* Records shown
— START —

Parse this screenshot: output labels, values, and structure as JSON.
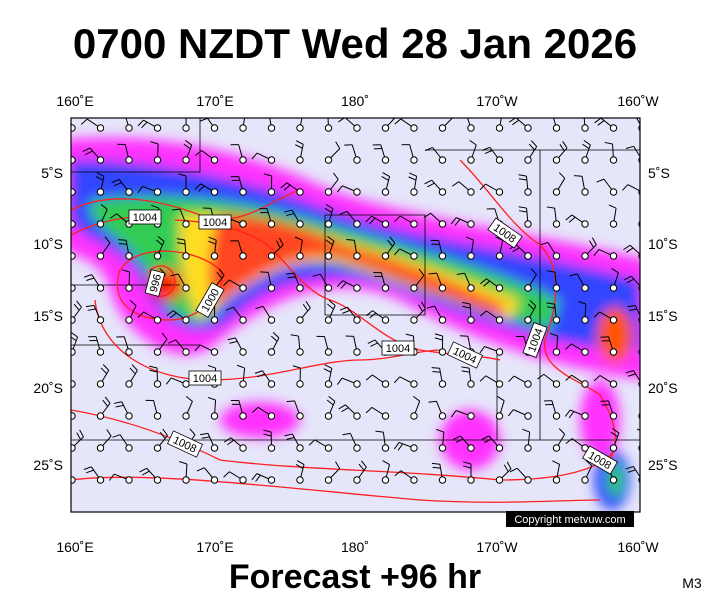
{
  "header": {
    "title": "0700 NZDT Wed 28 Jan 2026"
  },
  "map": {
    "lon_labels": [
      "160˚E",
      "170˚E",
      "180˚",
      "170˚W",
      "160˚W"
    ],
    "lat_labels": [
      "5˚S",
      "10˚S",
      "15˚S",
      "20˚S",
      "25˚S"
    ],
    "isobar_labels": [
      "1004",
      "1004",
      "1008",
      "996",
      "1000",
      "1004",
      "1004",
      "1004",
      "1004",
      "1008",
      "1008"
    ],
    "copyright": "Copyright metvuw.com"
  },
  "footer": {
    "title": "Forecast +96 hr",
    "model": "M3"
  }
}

— END —
— START —

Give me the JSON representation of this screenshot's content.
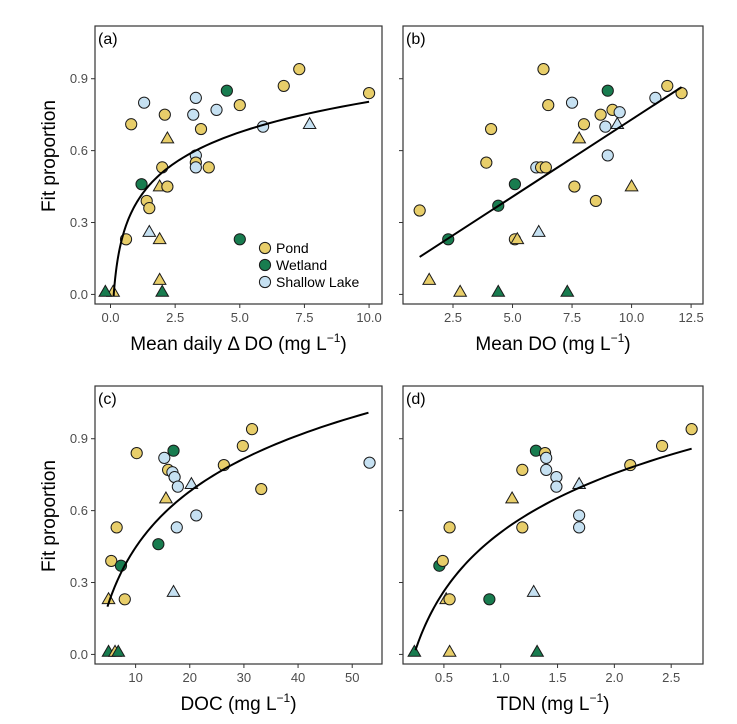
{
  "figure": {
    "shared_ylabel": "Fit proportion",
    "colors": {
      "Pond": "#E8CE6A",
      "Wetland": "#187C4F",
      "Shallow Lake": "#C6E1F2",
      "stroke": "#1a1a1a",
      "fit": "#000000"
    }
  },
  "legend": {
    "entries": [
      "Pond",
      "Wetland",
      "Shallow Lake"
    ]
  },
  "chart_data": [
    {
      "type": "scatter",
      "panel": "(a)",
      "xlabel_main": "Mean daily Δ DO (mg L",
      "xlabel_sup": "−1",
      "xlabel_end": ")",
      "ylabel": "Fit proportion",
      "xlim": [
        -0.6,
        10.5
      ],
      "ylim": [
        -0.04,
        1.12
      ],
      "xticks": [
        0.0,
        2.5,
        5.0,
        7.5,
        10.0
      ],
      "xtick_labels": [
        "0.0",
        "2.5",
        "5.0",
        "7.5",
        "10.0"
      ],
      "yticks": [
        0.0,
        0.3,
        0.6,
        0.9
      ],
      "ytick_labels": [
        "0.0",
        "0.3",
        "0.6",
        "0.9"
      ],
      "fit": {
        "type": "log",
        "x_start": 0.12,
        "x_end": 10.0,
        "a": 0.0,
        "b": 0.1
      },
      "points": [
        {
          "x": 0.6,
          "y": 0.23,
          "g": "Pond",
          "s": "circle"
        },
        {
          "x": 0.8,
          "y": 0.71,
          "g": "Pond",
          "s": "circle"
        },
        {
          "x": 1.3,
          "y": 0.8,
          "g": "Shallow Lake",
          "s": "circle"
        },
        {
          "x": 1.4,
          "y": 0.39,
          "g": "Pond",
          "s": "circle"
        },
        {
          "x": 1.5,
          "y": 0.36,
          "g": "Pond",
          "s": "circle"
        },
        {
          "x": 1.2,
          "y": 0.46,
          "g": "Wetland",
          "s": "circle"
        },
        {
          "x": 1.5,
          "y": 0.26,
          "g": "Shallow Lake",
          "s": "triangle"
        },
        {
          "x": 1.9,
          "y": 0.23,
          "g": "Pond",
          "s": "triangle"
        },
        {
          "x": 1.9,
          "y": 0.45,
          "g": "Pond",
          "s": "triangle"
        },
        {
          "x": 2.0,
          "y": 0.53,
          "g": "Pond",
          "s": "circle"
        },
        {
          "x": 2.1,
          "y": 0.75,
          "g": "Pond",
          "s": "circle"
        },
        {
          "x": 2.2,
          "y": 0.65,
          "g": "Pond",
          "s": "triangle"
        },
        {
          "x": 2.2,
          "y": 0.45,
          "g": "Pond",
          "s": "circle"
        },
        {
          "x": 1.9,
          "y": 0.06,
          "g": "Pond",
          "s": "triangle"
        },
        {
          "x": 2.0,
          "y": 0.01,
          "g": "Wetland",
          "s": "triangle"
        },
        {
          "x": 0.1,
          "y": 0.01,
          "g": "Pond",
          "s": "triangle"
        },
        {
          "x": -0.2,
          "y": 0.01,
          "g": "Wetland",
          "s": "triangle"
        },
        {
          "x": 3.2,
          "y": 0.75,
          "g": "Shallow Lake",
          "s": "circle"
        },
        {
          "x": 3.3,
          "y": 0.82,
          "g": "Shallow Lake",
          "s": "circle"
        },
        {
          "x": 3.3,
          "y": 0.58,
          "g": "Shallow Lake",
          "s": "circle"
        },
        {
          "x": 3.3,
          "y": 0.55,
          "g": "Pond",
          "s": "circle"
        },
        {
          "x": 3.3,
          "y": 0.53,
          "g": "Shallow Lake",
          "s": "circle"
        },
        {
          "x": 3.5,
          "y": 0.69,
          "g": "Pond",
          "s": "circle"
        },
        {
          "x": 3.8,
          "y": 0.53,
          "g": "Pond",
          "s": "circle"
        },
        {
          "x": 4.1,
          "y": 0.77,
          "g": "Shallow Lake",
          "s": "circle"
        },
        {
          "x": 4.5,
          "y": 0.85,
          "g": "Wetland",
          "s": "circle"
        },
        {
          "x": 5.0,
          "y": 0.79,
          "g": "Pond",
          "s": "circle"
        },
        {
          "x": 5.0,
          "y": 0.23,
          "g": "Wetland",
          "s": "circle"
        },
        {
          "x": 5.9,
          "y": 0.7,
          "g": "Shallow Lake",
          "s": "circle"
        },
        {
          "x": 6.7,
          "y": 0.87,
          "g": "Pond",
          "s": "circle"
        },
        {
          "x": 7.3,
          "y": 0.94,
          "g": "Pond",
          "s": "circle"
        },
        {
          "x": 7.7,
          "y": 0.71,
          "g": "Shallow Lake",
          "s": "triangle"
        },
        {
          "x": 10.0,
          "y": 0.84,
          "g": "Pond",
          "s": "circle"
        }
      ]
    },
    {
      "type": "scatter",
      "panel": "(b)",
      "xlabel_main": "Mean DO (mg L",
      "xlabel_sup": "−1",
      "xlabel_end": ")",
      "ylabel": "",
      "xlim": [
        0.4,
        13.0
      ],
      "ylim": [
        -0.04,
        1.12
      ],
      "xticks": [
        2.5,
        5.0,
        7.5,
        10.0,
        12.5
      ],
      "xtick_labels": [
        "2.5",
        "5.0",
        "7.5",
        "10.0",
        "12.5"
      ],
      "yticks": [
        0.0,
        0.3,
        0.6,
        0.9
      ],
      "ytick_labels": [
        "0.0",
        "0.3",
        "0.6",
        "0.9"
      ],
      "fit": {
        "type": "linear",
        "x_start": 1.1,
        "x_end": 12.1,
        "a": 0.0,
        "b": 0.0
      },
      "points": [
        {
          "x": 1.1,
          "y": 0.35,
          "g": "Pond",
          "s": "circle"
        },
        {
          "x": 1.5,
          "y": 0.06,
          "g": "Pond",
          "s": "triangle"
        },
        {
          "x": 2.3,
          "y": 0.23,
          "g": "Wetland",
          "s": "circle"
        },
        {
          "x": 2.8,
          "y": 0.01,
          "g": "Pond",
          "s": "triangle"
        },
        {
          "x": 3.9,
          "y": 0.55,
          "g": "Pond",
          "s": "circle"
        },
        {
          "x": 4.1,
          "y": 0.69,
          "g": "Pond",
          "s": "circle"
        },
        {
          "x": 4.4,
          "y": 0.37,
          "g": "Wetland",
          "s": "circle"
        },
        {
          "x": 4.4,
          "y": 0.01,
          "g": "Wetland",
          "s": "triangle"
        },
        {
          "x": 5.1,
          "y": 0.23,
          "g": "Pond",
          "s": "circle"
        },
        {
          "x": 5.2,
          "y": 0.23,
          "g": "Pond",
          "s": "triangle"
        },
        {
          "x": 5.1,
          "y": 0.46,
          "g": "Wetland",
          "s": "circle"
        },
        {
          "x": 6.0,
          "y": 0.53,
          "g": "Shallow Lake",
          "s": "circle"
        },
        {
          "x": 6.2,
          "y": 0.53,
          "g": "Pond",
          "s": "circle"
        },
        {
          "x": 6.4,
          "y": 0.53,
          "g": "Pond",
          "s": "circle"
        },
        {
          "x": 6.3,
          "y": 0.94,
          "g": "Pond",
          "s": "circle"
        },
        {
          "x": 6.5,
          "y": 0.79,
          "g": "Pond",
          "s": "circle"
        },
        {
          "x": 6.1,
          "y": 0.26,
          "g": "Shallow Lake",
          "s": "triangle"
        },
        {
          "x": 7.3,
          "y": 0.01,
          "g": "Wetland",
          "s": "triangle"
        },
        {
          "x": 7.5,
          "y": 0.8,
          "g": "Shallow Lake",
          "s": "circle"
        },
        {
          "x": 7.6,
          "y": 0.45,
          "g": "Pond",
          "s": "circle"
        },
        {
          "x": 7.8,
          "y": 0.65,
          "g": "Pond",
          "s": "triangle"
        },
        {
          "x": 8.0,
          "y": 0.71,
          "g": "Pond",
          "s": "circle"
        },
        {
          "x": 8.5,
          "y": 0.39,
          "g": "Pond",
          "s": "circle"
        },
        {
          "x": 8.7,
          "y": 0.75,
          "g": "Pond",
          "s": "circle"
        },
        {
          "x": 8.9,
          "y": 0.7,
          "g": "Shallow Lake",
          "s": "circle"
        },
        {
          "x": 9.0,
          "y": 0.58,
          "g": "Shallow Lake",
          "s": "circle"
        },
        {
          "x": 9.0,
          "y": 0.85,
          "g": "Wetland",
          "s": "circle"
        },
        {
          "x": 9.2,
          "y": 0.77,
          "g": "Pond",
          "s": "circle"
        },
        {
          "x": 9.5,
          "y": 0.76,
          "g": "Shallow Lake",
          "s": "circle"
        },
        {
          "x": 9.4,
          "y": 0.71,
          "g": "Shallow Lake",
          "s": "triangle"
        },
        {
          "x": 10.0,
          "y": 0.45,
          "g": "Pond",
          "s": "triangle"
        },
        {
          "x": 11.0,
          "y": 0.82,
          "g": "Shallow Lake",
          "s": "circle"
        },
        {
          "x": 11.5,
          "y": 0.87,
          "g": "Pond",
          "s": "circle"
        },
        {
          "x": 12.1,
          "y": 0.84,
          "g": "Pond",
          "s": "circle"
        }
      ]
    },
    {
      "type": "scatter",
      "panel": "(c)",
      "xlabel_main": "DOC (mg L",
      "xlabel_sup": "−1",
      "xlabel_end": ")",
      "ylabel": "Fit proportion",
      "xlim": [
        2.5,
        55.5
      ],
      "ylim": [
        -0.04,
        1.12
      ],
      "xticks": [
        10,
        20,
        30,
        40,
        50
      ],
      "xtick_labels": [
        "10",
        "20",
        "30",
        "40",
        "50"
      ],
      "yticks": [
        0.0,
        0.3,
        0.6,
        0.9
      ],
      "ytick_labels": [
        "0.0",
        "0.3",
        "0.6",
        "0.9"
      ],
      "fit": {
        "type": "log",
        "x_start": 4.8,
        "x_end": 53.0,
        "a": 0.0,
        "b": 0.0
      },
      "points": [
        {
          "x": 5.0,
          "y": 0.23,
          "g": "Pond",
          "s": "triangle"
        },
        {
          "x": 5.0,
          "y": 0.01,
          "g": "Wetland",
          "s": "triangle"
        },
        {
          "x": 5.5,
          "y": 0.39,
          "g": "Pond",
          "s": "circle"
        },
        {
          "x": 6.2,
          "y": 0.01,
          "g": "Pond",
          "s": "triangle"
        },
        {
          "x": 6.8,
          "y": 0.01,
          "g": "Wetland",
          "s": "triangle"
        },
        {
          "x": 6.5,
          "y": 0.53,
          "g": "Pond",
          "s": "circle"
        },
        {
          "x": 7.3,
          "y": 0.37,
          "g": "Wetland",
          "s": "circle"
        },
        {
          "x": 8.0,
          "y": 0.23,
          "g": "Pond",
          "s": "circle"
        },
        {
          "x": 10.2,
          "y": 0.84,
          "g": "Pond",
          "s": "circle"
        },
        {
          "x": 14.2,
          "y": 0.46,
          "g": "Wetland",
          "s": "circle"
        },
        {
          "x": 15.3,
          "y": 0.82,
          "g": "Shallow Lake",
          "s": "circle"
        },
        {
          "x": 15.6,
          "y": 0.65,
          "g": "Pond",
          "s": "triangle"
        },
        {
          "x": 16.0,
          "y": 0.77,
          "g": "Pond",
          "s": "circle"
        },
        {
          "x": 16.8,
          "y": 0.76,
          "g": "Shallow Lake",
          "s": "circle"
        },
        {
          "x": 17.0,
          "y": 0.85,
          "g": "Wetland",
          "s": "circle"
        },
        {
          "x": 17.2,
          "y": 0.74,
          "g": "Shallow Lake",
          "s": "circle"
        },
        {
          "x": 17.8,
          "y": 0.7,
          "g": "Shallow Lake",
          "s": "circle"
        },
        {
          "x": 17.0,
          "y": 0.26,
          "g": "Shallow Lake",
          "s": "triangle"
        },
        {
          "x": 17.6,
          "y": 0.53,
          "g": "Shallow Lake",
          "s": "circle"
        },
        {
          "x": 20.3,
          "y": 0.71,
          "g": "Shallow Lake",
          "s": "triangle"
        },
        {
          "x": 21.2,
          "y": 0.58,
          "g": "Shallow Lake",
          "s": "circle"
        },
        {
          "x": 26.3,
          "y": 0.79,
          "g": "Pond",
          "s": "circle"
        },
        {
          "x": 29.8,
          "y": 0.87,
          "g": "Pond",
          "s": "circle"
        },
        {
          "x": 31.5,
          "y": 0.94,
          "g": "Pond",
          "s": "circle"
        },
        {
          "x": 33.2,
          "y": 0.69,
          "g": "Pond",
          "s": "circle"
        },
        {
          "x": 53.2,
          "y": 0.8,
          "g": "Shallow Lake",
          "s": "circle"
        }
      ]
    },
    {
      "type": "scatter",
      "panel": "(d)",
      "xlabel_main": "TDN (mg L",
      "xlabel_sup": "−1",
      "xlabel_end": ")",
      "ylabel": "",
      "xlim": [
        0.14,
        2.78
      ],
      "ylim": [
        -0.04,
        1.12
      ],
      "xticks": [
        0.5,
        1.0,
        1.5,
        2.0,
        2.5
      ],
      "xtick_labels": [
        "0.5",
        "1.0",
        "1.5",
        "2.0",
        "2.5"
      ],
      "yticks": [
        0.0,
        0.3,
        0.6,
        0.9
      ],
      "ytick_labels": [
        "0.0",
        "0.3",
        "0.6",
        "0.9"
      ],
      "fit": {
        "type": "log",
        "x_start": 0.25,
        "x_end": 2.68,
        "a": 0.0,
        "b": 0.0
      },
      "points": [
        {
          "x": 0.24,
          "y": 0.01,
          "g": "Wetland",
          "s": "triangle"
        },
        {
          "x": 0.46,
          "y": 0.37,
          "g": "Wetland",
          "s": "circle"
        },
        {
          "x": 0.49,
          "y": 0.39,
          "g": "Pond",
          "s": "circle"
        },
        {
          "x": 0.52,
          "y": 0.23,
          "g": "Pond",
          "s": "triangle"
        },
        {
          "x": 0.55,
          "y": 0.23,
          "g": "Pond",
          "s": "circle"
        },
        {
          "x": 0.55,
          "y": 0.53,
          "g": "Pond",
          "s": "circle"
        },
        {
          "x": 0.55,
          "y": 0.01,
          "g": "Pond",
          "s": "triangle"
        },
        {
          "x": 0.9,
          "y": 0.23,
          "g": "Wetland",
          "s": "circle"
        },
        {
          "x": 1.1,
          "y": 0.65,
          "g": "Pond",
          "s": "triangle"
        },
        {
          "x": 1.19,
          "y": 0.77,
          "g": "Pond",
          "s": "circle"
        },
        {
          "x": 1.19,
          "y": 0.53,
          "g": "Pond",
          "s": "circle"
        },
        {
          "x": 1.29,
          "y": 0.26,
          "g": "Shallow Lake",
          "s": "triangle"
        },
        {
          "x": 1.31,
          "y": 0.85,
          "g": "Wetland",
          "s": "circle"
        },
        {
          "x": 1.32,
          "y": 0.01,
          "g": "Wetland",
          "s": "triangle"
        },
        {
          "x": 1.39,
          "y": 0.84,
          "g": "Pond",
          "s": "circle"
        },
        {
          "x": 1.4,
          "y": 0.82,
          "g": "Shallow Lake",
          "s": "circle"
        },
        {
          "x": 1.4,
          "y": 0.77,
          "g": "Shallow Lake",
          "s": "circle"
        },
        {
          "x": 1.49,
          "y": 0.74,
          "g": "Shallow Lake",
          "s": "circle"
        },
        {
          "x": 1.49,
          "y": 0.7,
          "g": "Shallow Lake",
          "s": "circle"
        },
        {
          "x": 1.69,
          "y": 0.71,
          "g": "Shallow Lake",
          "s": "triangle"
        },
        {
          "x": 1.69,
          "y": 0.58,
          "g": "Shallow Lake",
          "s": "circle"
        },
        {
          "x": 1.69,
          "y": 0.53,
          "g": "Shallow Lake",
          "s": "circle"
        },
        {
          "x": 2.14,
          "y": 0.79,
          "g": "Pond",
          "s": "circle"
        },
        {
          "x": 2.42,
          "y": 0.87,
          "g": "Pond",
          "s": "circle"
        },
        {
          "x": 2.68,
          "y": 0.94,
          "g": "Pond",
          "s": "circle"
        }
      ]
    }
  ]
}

— END —

* Short task
Where a line above holds the string "screenshot", show that line.

* Written response
Parse this screenshot: output labels, values, and structure as JSON.
Give me the JSON representation of this screenshot's content.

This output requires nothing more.